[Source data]

****************

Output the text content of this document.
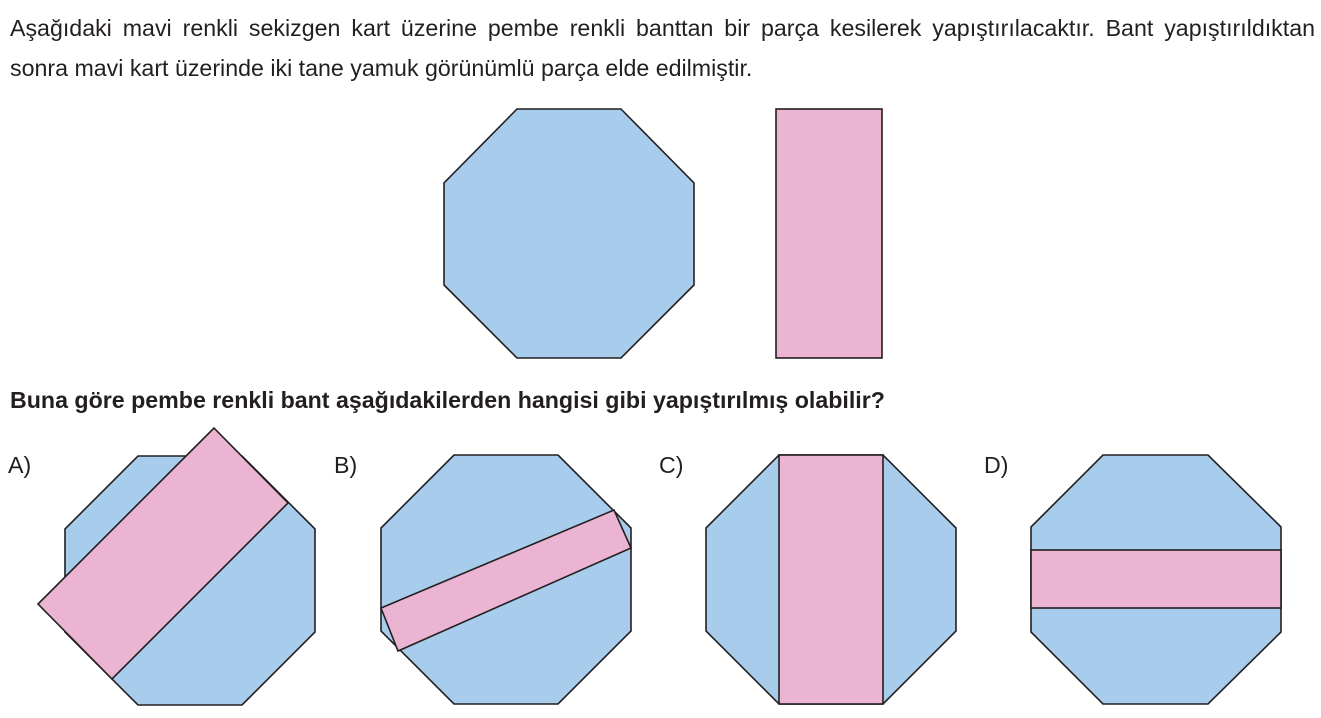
Aşağıdaki mavi renkli sekizgen kart üzerine pembe renkli banttan bir parça kesilerek yapıştırılacaktır. Bant yapıştırıldıktan sonra mavi kart üzerinde iki tane yamuk görünümlü parça elde edilmiştir.

Buna göre pembe renkli bant aşağıdakilerden hangisi gibi yapıştırılmış olabilir?

A)	B)	C)	D)
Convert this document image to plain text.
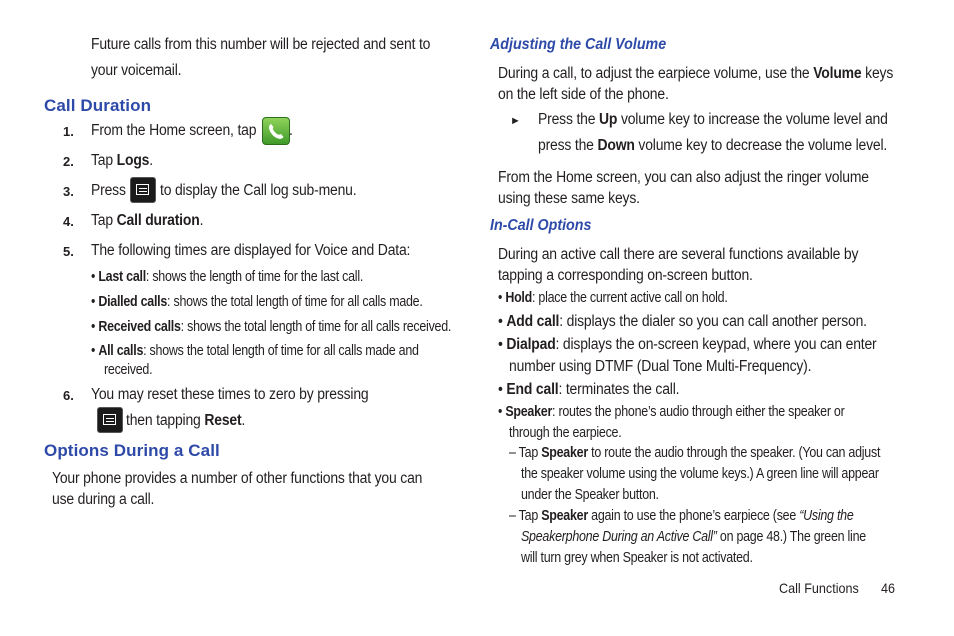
Future calls from this number will be rejected and sent to
your voicemail.
Call Duration
1. From the Home screen, tap .
2. Tap Logs.
3. Press to display the Call log sub-menu.
4. Tap Call duration.
5. The following times are displayed for Voice and Data:
• Last call: shows the length of time for the last call.
• Dialled calls: shows the total length of time for all calls made.
• Received calls: shows the total length of time for all calls received.
• All calls: shows the total length of time for all calls made and
received.
6. You may reset these times to zero by pressing
then tapping Reset.
Options During a Call
Your phone provides a number of other functions that you can
use during a call.
Adjusting the Call Volume
During a call, to adjust the earpiece volume, use the Volume keys
on the left side of the phone.
► Press the Up volume key to increase the volume level and
press the Down volume key to decrease the volume level.
From the Home screen, you can also adjust the ringer volume
using these same keys.
In-Call Options
During an active call there are several functions available by
tapping a corresponding on-screen button.
• Hold: place the current active call on hold.
• Add call: displays the dialer so you can call another person.
• Dialpad: displays the on-screen keypad, where you can enter
number using DTMF (Dual Tone Multi-Frequency).
• End call: terminates the call.
• Speaker: routes the phone’s audio through either the speaker or
through the earpiece.
– Tap Speaker to route the audio through the speaker. (You can adjust
the speaker volume using the volume keys.) A green line will appear
under the Speaker button.
– Tap Speaker again to use the phone’s earpiece (see “Using the
Speakerphone During an Active Call” on page 48.) The green line
will turn grey when Speaker is not activated.
Call Functions 46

****************

▶ [GIVEN PROBLEM]
Review the material and copy each line in which the word "green" appears.

▶ [WRITTEN REPLY]
the speaker volume using the volume keys.) A green line will appear
Speakerphone During an Active Call” on page 48.) The green line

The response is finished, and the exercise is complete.